Quote all of the data below exactly, please.
§ §
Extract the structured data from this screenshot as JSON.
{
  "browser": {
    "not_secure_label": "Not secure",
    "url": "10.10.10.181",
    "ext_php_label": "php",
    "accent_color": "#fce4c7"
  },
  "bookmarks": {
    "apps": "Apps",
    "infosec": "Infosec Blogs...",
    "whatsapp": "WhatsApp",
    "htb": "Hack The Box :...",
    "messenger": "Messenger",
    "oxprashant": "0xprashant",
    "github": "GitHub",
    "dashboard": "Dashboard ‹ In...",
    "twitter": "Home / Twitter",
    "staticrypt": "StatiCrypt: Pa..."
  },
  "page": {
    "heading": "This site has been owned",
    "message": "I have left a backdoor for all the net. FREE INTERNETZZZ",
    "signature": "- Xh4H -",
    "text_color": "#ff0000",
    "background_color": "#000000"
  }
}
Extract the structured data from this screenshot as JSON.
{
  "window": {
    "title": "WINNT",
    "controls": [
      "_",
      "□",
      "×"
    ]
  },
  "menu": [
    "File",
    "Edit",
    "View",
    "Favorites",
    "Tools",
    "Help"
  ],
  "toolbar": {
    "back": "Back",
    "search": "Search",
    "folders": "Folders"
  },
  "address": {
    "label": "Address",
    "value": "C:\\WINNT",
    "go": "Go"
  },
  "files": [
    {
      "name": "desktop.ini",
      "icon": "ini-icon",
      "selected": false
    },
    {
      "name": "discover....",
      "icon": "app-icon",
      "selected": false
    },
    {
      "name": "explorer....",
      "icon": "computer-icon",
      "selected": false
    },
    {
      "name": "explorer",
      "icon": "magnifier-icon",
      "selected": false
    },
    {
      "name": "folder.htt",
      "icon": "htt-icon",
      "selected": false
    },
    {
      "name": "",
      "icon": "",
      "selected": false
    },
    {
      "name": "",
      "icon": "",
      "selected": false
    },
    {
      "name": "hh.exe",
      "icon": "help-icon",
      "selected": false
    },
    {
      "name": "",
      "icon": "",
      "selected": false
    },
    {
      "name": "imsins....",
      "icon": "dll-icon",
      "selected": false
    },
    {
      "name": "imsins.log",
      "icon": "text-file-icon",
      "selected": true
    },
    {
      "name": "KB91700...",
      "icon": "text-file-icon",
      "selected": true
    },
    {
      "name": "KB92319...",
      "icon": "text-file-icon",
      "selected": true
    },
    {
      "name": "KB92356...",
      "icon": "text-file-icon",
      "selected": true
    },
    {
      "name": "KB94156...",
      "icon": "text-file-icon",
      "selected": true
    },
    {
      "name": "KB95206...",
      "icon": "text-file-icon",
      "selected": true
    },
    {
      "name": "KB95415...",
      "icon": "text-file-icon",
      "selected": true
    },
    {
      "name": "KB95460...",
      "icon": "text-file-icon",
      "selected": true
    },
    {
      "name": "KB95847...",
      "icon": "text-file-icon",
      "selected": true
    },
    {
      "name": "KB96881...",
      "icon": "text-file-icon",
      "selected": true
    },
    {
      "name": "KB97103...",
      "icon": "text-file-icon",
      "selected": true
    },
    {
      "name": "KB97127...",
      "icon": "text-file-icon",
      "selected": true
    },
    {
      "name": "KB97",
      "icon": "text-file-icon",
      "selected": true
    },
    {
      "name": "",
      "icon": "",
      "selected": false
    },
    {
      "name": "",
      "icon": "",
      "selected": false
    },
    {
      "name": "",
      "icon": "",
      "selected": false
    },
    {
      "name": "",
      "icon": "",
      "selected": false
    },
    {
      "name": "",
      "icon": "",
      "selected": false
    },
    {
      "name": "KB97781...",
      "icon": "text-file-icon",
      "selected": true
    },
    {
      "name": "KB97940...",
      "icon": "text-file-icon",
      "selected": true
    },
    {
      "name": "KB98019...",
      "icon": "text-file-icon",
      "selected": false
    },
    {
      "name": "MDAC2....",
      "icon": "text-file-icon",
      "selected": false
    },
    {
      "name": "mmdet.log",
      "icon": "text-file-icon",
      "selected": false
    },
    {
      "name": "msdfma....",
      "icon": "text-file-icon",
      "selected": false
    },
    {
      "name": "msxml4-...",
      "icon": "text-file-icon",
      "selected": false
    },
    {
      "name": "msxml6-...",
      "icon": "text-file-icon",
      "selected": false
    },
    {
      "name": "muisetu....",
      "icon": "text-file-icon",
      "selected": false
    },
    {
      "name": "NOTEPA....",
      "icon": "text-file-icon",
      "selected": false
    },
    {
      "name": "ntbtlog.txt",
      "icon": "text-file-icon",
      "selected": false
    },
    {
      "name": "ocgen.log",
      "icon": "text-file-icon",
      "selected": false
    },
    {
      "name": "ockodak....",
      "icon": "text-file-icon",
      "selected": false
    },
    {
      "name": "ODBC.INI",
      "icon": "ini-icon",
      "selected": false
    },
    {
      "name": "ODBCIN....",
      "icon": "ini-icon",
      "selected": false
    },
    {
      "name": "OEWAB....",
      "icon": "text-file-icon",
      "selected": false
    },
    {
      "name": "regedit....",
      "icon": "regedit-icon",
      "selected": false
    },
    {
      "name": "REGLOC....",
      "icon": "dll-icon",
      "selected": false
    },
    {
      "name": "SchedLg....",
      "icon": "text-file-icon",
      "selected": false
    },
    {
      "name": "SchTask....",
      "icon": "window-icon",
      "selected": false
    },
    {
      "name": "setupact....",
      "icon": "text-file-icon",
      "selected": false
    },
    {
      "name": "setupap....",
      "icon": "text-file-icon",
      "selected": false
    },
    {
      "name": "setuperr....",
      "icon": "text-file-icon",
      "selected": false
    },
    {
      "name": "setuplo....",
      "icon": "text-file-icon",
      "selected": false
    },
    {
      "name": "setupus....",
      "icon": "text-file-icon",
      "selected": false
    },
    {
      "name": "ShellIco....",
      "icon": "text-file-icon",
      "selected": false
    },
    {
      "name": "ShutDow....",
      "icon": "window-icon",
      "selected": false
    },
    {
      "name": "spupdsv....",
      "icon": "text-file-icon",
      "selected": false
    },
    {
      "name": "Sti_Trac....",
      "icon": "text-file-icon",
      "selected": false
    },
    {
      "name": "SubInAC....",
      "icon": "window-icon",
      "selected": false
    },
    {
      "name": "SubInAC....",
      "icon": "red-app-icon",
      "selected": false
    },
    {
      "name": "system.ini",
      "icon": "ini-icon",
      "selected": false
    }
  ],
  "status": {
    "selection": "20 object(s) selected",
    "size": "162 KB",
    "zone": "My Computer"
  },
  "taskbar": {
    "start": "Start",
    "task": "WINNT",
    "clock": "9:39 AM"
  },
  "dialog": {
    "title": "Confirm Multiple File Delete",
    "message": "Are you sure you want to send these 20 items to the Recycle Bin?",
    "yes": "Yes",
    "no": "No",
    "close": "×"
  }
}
§ §
_SOLUTION TO THIS PROBLEM_
Extract the structured data from this screenshot as JSON.
{
  "browser": {
    "not_secure_label": "Not secure",
    "url": "10.10.10.181",
    "ext_php_label": "php",
    "accent_color": "#fce4c7"
  },
  "bookmarks": {
    "apps": "Apps",
    "infosec": "Infosec Blogs...",
    "whatsapp": "WhatsApp",
    "htb": "Hack The Box :...",
    "messenger": "Messenger",
    "oxprashant": "0xprashant",
    "github": "GitHub",
    "dashboard": "Dashboard ‹ In...",
    "twitter": "Home / Twitter",
    "staticrypt": "StatiCrypt: Pa..."
  },
  "page": {
    "heading": "This site has been owned",
    "message": "I have left a backdoor for all the net. FREE INTERNETZZZ",
    "signature": "- Xh4H -",
    "text_color": "#ff0000",
    "background_color": "#000000"
  }
}
Extract the structured data from this screenshot as JSON.
{
  "window": {
    "title": "WINNT",
    "controls": [
      "_",
      "□",
      "×"
    ]
  },
  "menu": [
    "File",
    "Edit",
    "View",
    "Favorites",
    "Tools",
    "Help"
  ],
  "toolbar": {
    "back": "Back",
    "search": "Search",
    "folders": "Folders"
  },
  "address": {
    "label": "Address",
    "value": "C:\\WINNT",
    "go": "Go"
  },
  "files": [
    {
      "name": "desktop.ini",
      "icon": "ini-icon",
      "selected": false
    },
    {
      "name": "discover....",
      "icon": "app-icon",
      "selected": false
    },
    {
      "name": "explorer....",
      "icon": "computer-icon",
      "selected": false
    },
    {
      "name": "explorer",
      "icon": "magnifier-icon",
      "selected": false
    },
    {
      "name": "folder.htt",
      "icon": "htt-icon",
      "selected": false
    },
    {
      "name": "",
      "icon": "",
      "selected": false
    },
    {
      "name": "",
      "icon": "",
      "selected": false
    },
    {
      "name": "hh.exe",
      "icon": "help-icon",
      "selected": false
    },
    {
      "name": "",
      "icon": "",
      "selected": false
    },
    {
      "name": "imsins....",
      "icon": "dll-icon",
      "selected": false
    },
    {
      "name": "imsins.log",
      "icon": "text-file-icon",
      "selected": true
    },
    {
      "name": "KB91700...",
      "icon": "text-file-icon",
      "selected": true
    },
    {
      "name": "KB92319...",
      "icon": "text-file-icon",
      "selected": true
    },
    {
      "name": "KB92356...",
      "icon": "text-file-icon",
      "selected": true
    },
    {
      "name": "KB94156...",
      "icon": "text-file-icon",
      "selected": true
    },
    {
      "name": "KB95206...",
      "icon": "text-file-icon",
      "selected": true
    },
    {
      "name": "KB95415...",
      "icon": "text-file-icon",
      "selected": true
    },
    {
      "name": "KB95460...",
      "icon": "text-file-icon",
      "selected": true
    },
    {
      "name": "KB95847...",
      "icon": "text-file-icon",
      "selected": true
    },
    {
      "name": "KB96881...",
      "icon": "text-file-icon",
      "selected": true
    },
    {
      "name": "KB97103...",
      "icon": "text-file-icon",
      "selected": true
    },
    {
      "name": "KB97127...",
      "icon": "text-file-icon",
      "selected": true
    },
    {
      "name": "KB97",
      "icon": "text-file-icon",
      "selected": true
    },
    {
      "name": "",
      "icon": "",
      "selected": false
    },
    {
      "name": "",
      "icon": "",
      "selected": false
    },
    {
      "name": "",
      "icon": "",
      "selected": false
    },
    {
      "name": "",
      "icon": "",
      "selected": false
    },
    {
      "name": "",
      "icon": "",
      "selected": false
    },
    {
      "name": "KB97781...",
      "icon": "text-file-icon",
      "selected": true
    },
    {
      "name": "KB97940...",
      "icon": "text-file-icon",
      "selected": true
    },
    {
      "name": "KB98019...",
      "icon": "text-file-icon",
      "selected": false
    },
    {
      "name": "MDAC2....",
      "icon": "text-file-icon",
      "selected": false
    },
    {
      "name": "mmdet.log",
      "icon": "text-file-icon",
      "selected": false
    },
    {
      "name": "msdfma....",
      "icon": "text-file-icon",
      "selected": false
    },
    {
      "name": "msxml4-...",
      "icon": "text-file-icon",
      "selected": false
    },
    {
      "name": "msxml6-...",
      "icon": "text-file-icon",
      "selected": false
    },
    {
      "name": "muisetu....",
      "icon": "text-file-icon",
      "selected": false
    },
    {
      "name": "NOTEPA....",
      "icon": "text-file-icon",
      "selected": false
    },
    {
      "name": "ntbtlog.txt",
      "icon": "text-file-icon",
      "selected": false
    },
    {
      "name": "ocgen.log",
      "icon": "text-file-icon",
      "selected": false
    },
    {
      "name": "ockodak....",
      "icon": "text-file-icon",
      "selected": false
    },
    {
      "name": "ODBC.INI",
      "icon": "ini-icon",
      "selected": false
    },
    {
      "name": "ODBCIN....",
      "icon": "ini-icon",
      "selected": false
    },
    {
      "name": "OEWAB....",
      "icon": "text-file-icon",
      "selected": false
    },
    {
      "name": "regedit....",
      "icon": "regedit-icon",
      "selected": false
    },
    {
      "name": "REGLOC....",
      "icon": "dll-icon",
      "selected": false
    },
    {
      "name": "SchedLg....",
      "icon": "text-file-icon",
      "selected": false
    },
    {
      "name": "SchTask....",
      "icon": "window-icon",
      "selected": false
    },
    {
      "name": "setupact....",
      "icon": "text-file-icon",
      "selected": false
    },
    {
      "name": "setupap....",
      "icon": "text-file-icon",
      "selected": false
    },
    {
      "name": "setuperr....",
      "icon": "text-file-icon",
      "selected": false
    },
    {
      "name": "setuplo....",
      "icon": "text-file-icon",
      "selected": false
    },
    {
      "name": "setupus....",
      "icon": "text-file-icon",
      "selected": false
    },
    {
      "name": "ShellIco....",
      "icon": "text-file-icon",
      "selected": false
    },
    {
      "name": "ShutDow....",
      "icon": "window-icon",
      "selected": false
    },
    {
      "name": "spupdsv....",
      "icon": "text-file-icon",
      "selected": false
    },
    {
      "name": "Sti_Trac....",
      "icon": "text-file-icon",
      "selected": false
    },
    {
      "name": "SubInAC....",
      "icon": "window-icon",
      "selected": false
    },
    {
      "name": "SubInAC....",
      "icon": "red-app-icon",
      "selected": false
    },
    {
      "name": "system.ini",
      "icon": "ini-icon",
      "selected": false
    }
  ],
  "status": {
    "selection": "20 object(s) selected",
    "size": "162 KB",
    "zone": "My Computer"
  },
  "taskbar": {
    "start": "Start",
    "task": "WINNT",
    "clock": "9:39 AM"
  },
  "dialog": {
    "title": "Confirm Multiple File Delete",
    "message": "Are you sure you want to send these 20 items to the Recycle Bin?",
    "yes": "Yes",
    "no": "No",
    "close": "×"
  }
}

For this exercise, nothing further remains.